**Dataset items:**
__________________________________________________

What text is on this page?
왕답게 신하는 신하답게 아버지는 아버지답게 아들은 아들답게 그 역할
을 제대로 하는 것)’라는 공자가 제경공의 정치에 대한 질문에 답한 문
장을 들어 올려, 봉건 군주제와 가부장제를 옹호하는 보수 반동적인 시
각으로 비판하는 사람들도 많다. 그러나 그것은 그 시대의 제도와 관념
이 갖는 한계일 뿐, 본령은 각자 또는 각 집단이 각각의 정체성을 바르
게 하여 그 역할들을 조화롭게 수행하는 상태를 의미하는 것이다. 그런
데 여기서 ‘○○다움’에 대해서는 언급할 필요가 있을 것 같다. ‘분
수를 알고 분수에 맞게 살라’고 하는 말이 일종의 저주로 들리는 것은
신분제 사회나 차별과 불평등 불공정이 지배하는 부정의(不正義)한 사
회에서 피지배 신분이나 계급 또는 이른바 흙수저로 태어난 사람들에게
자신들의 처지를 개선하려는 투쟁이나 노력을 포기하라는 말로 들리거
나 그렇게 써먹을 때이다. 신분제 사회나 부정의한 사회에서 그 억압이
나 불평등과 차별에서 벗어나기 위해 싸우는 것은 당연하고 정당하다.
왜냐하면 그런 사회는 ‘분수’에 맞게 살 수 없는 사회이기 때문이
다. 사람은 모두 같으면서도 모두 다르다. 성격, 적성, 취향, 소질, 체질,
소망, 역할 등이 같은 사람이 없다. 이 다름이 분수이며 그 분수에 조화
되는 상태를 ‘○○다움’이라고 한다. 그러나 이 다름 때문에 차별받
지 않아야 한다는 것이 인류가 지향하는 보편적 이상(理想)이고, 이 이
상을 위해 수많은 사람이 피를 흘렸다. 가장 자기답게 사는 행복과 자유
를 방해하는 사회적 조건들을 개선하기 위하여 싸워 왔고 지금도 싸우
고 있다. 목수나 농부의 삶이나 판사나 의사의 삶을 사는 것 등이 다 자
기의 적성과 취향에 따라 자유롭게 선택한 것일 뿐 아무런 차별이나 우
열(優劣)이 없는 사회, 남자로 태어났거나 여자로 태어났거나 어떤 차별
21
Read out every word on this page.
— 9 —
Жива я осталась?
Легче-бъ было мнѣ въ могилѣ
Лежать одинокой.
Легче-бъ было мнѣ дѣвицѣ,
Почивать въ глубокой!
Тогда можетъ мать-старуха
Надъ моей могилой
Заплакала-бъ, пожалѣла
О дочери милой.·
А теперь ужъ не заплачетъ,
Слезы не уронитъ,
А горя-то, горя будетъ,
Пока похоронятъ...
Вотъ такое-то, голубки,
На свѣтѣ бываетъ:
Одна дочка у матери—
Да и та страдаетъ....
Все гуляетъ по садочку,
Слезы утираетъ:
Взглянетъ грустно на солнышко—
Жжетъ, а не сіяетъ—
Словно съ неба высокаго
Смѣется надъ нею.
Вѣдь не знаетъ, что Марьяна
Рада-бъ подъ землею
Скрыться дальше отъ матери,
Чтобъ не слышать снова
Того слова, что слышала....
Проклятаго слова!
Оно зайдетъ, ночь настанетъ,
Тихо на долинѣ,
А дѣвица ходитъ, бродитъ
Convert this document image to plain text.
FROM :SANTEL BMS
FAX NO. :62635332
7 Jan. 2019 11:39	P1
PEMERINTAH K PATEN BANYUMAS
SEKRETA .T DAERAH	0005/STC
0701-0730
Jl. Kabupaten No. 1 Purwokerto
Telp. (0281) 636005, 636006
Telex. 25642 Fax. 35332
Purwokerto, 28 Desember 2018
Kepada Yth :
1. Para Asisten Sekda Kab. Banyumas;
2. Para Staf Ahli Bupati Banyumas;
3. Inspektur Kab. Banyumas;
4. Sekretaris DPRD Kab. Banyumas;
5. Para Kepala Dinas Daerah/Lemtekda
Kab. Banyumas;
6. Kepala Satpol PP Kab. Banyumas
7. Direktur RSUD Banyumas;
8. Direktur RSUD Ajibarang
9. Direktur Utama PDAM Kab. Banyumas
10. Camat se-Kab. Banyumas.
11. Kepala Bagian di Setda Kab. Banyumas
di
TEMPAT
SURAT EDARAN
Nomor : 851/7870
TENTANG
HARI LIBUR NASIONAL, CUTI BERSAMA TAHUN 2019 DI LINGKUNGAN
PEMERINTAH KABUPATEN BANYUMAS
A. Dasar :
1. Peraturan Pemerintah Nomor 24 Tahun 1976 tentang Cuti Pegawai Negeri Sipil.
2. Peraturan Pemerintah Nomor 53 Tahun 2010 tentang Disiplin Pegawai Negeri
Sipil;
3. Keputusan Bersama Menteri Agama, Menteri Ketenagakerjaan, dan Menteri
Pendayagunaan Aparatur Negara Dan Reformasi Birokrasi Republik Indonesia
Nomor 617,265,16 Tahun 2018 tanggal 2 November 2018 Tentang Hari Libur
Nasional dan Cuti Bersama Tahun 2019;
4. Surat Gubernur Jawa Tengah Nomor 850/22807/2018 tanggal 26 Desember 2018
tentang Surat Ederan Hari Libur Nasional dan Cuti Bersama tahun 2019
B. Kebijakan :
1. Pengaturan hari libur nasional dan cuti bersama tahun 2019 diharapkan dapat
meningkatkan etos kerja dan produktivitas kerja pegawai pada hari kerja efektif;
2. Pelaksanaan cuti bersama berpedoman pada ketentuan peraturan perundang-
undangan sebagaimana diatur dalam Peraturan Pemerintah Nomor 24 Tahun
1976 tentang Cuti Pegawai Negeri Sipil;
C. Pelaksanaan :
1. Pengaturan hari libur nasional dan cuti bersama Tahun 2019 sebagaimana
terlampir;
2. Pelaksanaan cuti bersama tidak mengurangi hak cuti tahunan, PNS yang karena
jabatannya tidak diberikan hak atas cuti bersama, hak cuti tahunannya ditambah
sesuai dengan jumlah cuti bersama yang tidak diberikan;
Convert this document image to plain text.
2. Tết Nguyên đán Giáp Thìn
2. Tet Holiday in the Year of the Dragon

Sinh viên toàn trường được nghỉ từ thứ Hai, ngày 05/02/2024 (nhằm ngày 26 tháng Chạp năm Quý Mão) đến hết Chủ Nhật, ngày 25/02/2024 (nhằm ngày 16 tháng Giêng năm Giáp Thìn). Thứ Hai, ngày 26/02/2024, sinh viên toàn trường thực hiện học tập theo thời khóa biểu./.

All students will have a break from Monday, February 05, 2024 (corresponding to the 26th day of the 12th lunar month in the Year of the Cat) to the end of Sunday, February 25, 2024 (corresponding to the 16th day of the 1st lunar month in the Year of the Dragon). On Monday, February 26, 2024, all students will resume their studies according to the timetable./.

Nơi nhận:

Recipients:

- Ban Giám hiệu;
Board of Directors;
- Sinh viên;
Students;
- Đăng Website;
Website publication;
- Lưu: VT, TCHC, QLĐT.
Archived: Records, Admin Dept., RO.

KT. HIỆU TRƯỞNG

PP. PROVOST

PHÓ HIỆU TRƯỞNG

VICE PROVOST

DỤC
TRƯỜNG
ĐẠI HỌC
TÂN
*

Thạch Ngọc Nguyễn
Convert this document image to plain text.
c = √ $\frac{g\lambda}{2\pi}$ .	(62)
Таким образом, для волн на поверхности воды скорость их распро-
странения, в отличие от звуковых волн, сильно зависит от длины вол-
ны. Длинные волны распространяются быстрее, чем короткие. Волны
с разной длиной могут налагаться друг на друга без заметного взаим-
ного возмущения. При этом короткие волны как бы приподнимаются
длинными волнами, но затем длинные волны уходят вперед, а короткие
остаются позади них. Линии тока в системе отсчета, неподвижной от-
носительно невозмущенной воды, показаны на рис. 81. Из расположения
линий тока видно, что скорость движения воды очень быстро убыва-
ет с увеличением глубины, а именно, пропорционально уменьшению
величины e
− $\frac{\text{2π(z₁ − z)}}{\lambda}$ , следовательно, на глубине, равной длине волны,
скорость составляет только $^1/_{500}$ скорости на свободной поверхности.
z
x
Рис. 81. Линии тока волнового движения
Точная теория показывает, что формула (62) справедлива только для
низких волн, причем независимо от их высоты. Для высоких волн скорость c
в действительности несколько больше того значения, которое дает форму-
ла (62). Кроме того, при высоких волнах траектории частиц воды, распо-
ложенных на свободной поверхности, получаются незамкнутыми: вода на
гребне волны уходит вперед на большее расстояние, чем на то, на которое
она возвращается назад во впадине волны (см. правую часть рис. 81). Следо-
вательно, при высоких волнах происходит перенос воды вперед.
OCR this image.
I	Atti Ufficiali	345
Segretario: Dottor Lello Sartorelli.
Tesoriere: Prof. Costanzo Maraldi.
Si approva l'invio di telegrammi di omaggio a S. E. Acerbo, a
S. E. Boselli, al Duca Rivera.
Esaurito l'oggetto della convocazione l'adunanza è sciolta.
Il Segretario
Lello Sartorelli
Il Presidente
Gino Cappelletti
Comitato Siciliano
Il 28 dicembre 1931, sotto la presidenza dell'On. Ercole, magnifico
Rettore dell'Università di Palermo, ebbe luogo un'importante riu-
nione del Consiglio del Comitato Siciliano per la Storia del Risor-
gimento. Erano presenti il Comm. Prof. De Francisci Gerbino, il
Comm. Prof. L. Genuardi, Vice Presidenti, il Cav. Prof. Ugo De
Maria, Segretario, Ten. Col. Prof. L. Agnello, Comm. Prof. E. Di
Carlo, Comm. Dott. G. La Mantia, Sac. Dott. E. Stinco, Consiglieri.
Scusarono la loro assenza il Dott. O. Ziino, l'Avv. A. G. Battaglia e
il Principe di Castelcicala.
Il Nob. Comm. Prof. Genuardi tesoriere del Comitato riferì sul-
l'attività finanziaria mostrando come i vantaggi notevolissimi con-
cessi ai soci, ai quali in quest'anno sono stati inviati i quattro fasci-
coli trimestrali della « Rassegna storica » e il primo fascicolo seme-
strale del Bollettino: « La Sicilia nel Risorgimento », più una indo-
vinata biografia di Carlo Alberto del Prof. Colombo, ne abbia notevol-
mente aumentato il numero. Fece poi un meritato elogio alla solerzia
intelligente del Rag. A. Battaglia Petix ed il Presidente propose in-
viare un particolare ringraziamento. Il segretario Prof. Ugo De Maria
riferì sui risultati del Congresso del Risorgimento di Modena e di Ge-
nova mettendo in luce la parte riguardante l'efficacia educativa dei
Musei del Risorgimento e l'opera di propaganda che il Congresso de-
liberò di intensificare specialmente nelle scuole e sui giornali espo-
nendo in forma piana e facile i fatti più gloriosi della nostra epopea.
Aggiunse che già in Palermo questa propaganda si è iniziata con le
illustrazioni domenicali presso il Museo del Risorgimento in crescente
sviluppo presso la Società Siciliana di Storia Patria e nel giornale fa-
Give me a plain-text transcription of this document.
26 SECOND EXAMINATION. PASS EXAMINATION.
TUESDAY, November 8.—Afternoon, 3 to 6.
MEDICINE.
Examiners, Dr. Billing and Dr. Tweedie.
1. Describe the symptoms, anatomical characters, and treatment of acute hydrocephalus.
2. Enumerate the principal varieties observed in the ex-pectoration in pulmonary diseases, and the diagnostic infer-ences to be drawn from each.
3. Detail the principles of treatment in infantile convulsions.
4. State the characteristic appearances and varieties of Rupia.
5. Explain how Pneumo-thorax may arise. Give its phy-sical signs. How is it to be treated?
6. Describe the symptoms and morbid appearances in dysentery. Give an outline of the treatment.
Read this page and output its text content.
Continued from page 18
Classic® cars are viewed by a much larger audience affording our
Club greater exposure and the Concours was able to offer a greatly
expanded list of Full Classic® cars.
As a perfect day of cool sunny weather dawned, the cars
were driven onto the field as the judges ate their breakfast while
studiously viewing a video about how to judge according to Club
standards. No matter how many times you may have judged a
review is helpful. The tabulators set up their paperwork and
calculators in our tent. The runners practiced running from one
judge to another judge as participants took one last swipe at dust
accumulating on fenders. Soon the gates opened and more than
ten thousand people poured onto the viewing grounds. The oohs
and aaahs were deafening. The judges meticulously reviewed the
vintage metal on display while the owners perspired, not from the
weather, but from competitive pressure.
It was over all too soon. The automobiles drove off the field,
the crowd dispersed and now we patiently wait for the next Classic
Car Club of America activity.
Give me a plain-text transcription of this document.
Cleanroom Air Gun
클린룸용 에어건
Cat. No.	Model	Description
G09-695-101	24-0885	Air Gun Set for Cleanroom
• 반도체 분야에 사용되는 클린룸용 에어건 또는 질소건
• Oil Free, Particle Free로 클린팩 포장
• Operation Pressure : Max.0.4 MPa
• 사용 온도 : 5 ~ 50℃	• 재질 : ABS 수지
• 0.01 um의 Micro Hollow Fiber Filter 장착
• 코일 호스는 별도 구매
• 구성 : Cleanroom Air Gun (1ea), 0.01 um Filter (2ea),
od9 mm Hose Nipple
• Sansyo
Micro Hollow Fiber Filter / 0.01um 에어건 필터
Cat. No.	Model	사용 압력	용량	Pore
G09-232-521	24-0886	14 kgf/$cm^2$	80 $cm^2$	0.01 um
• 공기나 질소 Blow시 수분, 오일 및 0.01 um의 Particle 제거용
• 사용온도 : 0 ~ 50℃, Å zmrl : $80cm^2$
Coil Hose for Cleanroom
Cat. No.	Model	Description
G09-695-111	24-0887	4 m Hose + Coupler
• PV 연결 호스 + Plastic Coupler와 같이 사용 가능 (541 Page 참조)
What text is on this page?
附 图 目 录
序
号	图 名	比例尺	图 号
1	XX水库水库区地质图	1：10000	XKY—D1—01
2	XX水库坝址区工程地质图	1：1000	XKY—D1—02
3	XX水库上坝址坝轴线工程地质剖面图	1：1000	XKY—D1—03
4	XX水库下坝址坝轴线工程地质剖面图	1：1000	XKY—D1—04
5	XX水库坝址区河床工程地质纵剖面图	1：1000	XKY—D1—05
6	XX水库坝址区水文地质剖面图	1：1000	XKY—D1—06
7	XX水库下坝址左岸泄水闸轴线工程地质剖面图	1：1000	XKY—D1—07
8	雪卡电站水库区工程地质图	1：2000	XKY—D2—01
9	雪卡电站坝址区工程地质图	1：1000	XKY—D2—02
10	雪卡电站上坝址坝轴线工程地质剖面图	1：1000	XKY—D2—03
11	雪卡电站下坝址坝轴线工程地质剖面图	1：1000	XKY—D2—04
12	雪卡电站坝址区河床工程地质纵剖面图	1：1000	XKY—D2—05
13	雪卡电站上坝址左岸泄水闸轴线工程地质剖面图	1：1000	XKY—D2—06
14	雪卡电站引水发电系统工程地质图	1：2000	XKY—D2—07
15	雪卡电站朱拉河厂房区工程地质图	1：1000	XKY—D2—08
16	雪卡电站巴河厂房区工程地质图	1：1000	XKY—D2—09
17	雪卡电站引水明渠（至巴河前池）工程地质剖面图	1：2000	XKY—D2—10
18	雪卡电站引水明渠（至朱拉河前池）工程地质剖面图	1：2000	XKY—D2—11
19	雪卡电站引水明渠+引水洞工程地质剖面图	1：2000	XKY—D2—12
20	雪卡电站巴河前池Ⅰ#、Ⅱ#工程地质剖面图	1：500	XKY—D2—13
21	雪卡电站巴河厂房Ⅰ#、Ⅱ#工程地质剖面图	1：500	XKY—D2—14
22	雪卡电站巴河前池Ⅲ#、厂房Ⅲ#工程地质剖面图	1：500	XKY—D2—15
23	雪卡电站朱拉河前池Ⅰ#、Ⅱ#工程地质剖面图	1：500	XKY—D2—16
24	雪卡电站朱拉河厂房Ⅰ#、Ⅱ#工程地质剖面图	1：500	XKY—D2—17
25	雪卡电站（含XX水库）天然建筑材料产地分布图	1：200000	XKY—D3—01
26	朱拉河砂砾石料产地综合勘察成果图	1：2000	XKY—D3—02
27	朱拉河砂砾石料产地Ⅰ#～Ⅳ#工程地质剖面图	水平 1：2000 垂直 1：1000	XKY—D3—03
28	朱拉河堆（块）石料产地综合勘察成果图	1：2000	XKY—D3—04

__________________________________________________

**What is expected:** Say how many lines include the word "слова"; reply with the number alone.

**Worked answer:** 2